Dataset records:
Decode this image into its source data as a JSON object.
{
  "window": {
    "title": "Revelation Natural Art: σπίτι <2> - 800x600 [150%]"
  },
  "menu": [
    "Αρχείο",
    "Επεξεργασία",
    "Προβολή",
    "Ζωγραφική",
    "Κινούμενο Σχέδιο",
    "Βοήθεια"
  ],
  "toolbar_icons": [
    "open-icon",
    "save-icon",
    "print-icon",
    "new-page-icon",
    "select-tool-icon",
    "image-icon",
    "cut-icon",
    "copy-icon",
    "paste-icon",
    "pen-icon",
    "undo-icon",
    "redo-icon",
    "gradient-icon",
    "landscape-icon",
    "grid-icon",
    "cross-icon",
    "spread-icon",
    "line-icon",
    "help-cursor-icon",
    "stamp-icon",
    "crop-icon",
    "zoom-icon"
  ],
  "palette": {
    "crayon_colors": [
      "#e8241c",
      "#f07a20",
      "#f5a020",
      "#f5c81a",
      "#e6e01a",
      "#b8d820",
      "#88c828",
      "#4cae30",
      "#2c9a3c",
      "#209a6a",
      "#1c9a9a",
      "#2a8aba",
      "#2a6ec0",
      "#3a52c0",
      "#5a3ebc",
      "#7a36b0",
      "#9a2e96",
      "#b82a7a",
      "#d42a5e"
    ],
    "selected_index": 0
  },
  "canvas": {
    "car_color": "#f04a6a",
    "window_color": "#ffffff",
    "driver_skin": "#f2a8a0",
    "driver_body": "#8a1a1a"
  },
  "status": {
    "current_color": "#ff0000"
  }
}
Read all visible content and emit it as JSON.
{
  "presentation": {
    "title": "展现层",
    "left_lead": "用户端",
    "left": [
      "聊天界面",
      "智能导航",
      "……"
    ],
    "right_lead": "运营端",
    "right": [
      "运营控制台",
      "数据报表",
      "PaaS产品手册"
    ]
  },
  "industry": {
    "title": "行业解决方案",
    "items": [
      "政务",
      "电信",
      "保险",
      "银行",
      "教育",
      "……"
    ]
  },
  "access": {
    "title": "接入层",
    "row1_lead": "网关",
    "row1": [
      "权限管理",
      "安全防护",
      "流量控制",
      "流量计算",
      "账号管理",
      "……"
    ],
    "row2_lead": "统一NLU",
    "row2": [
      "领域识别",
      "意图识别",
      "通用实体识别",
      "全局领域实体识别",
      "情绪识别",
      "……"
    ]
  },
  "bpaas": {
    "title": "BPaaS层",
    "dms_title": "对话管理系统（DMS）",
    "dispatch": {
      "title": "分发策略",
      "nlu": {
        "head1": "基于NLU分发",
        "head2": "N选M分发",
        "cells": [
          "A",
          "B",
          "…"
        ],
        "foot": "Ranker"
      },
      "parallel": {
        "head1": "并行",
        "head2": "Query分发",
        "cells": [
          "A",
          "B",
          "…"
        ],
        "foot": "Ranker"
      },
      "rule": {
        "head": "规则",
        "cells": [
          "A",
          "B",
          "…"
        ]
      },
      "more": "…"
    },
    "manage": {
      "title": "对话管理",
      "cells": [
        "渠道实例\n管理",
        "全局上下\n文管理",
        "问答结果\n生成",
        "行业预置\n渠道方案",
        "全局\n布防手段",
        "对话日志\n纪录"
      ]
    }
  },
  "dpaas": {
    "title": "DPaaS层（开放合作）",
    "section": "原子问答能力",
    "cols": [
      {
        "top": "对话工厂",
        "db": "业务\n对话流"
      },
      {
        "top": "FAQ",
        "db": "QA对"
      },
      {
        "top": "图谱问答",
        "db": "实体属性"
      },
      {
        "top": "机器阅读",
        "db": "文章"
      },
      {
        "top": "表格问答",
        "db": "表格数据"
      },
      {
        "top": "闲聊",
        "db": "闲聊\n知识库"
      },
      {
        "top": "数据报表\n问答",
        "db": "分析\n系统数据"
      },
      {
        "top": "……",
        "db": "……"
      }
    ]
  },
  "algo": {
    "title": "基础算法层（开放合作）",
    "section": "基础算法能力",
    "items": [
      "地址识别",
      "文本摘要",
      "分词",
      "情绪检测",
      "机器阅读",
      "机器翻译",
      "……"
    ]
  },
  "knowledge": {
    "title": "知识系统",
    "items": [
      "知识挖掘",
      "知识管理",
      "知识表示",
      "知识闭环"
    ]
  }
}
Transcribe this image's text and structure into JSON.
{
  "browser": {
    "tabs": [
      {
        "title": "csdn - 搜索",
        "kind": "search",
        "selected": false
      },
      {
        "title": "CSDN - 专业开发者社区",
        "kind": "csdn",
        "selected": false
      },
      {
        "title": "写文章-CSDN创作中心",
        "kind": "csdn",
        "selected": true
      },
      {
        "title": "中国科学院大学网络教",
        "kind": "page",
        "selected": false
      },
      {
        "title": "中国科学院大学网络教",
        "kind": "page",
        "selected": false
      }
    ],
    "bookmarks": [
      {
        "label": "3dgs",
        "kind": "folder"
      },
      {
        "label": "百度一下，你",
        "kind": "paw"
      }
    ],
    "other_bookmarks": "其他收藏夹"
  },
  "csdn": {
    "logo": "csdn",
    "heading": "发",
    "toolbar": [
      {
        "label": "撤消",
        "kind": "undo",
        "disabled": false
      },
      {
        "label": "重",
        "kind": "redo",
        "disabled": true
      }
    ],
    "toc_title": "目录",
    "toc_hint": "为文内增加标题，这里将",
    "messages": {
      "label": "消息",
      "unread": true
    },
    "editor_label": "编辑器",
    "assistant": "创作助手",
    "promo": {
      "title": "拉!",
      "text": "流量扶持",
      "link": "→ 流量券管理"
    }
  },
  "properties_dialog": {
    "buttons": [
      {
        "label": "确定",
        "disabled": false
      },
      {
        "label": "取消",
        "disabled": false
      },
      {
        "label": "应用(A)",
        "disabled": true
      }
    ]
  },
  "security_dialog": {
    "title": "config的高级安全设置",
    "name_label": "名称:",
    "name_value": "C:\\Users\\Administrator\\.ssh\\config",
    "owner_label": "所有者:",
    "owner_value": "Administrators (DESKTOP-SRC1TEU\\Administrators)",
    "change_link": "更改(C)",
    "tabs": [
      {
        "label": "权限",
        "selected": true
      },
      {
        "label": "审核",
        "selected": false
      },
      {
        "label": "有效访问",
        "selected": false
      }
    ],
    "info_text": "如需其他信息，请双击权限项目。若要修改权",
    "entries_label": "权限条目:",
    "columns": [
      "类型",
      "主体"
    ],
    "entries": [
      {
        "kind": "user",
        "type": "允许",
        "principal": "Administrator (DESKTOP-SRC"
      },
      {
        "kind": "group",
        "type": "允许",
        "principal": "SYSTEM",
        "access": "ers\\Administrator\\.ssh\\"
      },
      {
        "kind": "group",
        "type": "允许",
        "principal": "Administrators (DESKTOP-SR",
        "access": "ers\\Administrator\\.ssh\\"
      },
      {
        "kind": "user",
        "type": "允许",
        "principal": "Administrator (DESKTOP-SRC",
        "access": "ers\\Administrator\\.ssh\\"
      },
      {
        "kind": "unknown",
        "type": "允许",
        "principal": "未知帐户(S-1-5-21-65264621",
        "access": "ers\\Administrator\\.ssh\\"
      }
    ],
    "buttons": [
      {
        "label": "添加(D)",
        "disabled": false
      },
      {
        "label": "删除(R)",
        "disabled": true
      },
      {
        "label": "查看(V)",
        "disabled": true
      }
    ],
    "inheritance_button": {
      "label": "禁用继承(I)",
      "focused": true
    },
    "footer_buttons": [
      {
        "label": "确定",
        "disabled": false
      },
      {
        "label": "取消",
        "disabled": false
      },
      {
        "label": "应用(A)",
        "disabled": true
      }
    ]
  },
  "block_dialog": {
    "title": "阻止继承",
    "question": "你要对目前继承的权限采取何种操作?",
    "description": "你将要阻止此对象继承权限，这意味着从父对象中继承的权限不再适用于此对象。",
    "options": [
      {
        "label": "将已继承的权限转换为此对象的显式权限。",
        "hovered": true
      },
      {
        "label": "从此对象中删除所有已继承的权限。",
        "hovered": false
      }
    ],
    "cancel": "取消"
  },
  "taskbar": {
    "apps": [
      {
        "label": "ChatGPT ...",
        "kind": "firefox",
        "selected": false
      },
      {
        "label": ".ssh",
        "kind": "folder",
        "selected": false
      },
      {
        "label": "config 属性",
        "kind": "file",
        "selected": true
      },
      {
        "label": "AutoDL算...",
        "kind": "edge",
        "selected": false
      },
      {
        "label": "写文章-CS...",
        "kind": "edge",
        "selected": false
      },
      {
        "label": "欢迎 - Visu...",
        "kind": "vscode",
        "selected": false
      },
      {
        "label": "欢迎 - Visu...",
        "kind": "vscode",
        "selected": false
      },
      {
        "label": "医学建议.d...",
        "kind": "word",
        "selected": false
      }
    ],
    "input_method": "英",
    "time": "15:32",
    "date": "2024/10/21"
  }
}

» Prompt
State the number of lines in these entries that include the string "into". Provide nothing beyond that number.

» Response below
2